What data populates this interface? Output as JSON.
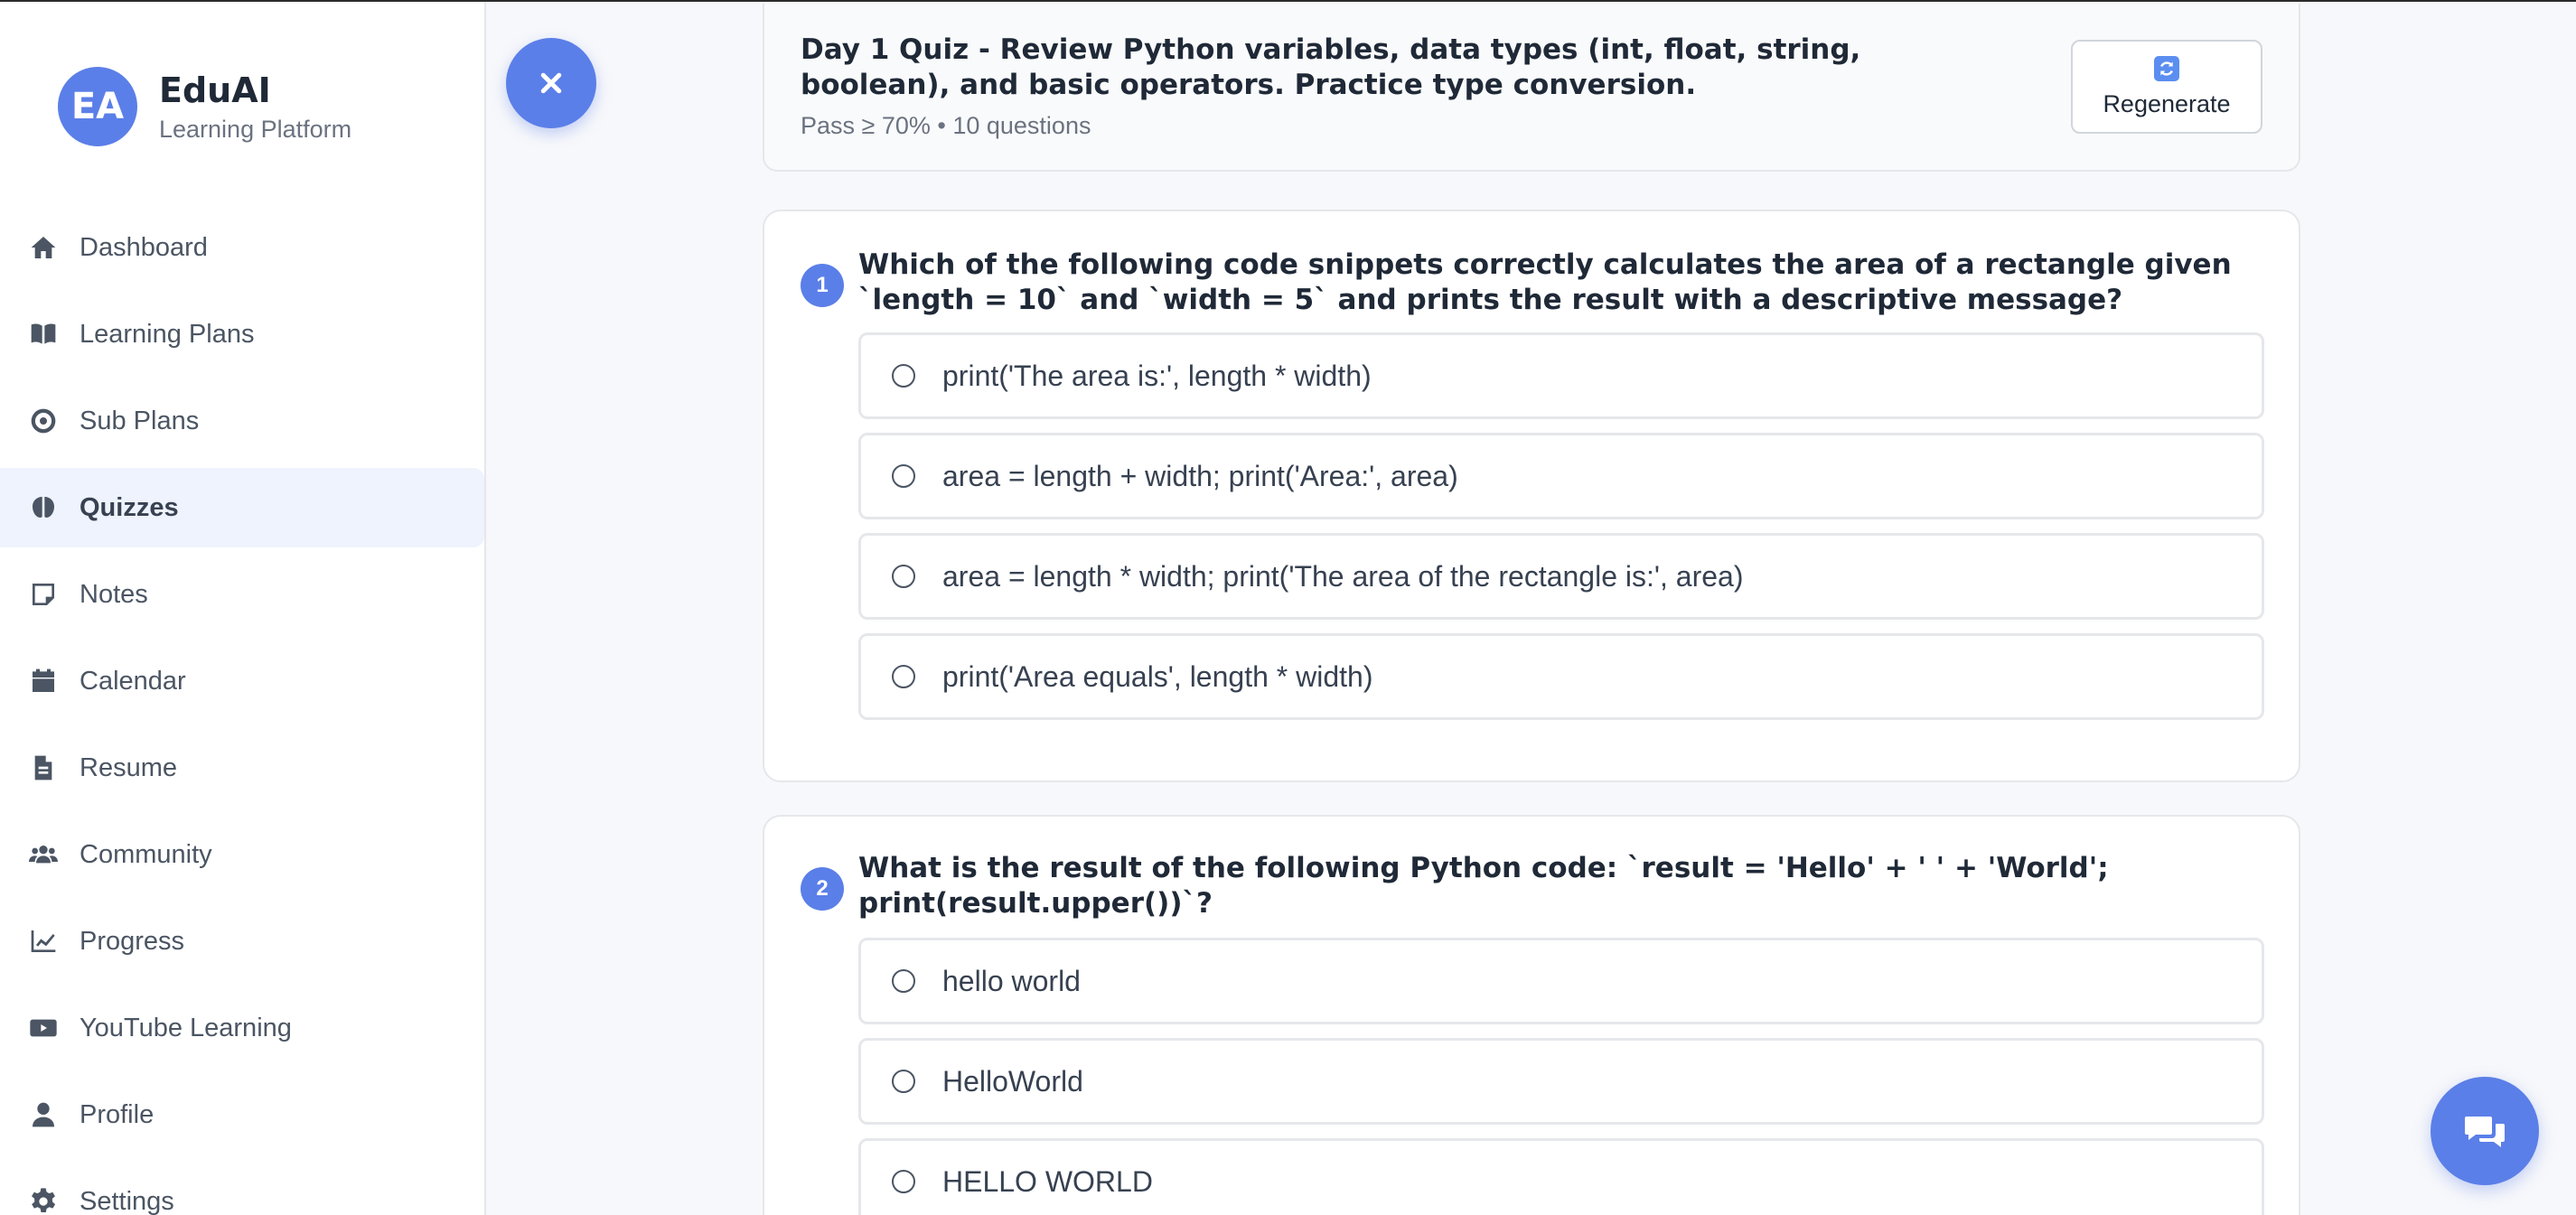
{
  "brand": {
    "initials": "EA",
    "name": "EduAI",
    "subtitle": "Learning Platform"
  },
  "sidebar": {
    "items": [
      {
        "label": "Dashboard",
        "icon": "home-icon",
        "active": false
      },
      {
        "label": "Learning Plans",
        "icon": "book-icon",
        "active": false
      },
      {
        "label": "Sub Plans",
        "icon": "target-icon",
        "active": false
      },
      {
        "label": "Quizzes",
        "icon": "brain-icon",
        "active": true
      },
      {
        "label": "Notes",
        "icon": "note-icon",
        "active": false
      },
      {
        "label": "Calendar",
        "icon": "calendar-icon",
        "active": false
      },
      {
        "label": "Resume",
        "icon": "document-icon",
        "active": false
      },
      {
        "label": "Community",
        "icon": "users-icon",
        "active": false
      },
      {
        "label": "Progress",
        "icon": "chart-line-icon",
        "active": false
      },
      {
        "label": "YouTube Learning",
        "icon": "youtube-icon",
        "active": false
      },
      {
        "label": "Profile",
        "icon": "user-icon",
        "active": false
      },
      {
        "label": "Settings",
        "icon": "gear-icon",
        "active": false
      }
    ]
  },
  "quiz": {
    "title": "Day 1 Quiz - Review Python variables, data types (int, float, string, boolean), and basic operators. Practice type conversion.",
    "meta": "Pass ≥ 70% • 10 questions",
    "regenerate_label": "Regenerate"
  },
  "questions": [
    {
      "number": "1",
      "text": "Which of the following code snippets correctly calculates the area of a rectangle given `length = 10` and `width = 5` and prints the result with a descriptive message?",
      "options": [
        "print('The area is:', length * width)",
        "area = length + width; print('Area:', area)",
        "area = length * width; print('The area of the rectangle is:', area)",
        "print('Area equals', length * width)"
      ]
    },
    {
      "number": "2",
      "text": "What is the result of the following Python code: `result = 'Hello' + ' ' + 'World'; print(result.upper())`?",
      "options": [
        "hello world",
        "HelloWorld",
        "HELLO WORLD"
      ]
    }
  ],
  "colors": {
    "accent": "#5b7fe8",
    "active_bg": "#eef3fd",
    "page_bg": "#f7f8fb"
  }
}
☆ ☆ ☆ ☆
### EXERCISE INSTRUCTIONS
Omit the pictures, then output the rest of the listing exactly.

### FULL SOLUTION
What data populates this interface? Output as JSON.
{
  "brand": {
    "initials": "EA",
    "name": "EduAI",
    "subtitle": "Learning Platform"
  },
  "sidebar": {
    "items": [
      {
        "label": "Dashboard",
        "icon": "home-icon",
        "active": false
      },
      {
        "label": "Learning Plans",
        "icon": "book-icon",
        "active": false
      },
      {
        "label": "Sub Plans",
        "icon": "target-icon",
        "active": false
      },
      {
        "label": "Quizzes",
        "icon": "brain-icon",
        "active": true
      },
      {
        "label": "Notes",
        "icon": "note-icon",
        "active": false
      },
      {
        "label": "Calendar",
        "icon": "calendar-icon",
        "active": false
      },
      {
        "label": "Resume",
        "icon": "document-icon",
        "active": false
      },
      {
        "label": "Community",
        "icon": "users-icon",
        "active": false
      },
      {
        "label": "Progress",
        "icon": "chart-line-icon",
        "active": false
      },
      {
        "label": "YouTube Learning",
        "icon": "youtube-icon",
        "active": false
      },
      {
        "label": "Profile",
        "icon": "user-icon",
        "active": false
      },
      {
        "label": "Settings",
        "icon": "gear-icon",
        "active": false
      }
    ]
  },
  "quiz": {
    "title": "Day 1 Quiz - Review Python variables, data types (int, float, string, boolean), and basic operators. Practice type conversion.",
    "meta": "Pass ≥ 70% • 10 questions",
    "regenerate_label": "Regenerate"
  },
  "questions": [
    {
      "number": "1",
      "text": "Which of the following code snippets correctly calculates the area of a rectangle given `length = 10` and `width = 5` and prints the result with a descriptive message?",
      "options": [
        "print('The area is:', length * width)",
        "area = length + width; print('Area:', area)",
        "area = length * width; print('The area of the rectangle is:', area)",
        "print('Area equals', length * width)"
      ]
    },
    {
      "number": "2",
      "text": "What is the result of the following Python code: `result = 'Hello' + ' ' + 'World'; print(result.upper())`?",
      "options": [
        "hello world",
        "HelloWorld",
        "HELLO WORLD"
      ]
    }
  ],
  "colors": {
    "accent": "#5b7fe8",
    "active_bg": "#eef3fd",
    "page_bg": "#f7f8fb"
  }
}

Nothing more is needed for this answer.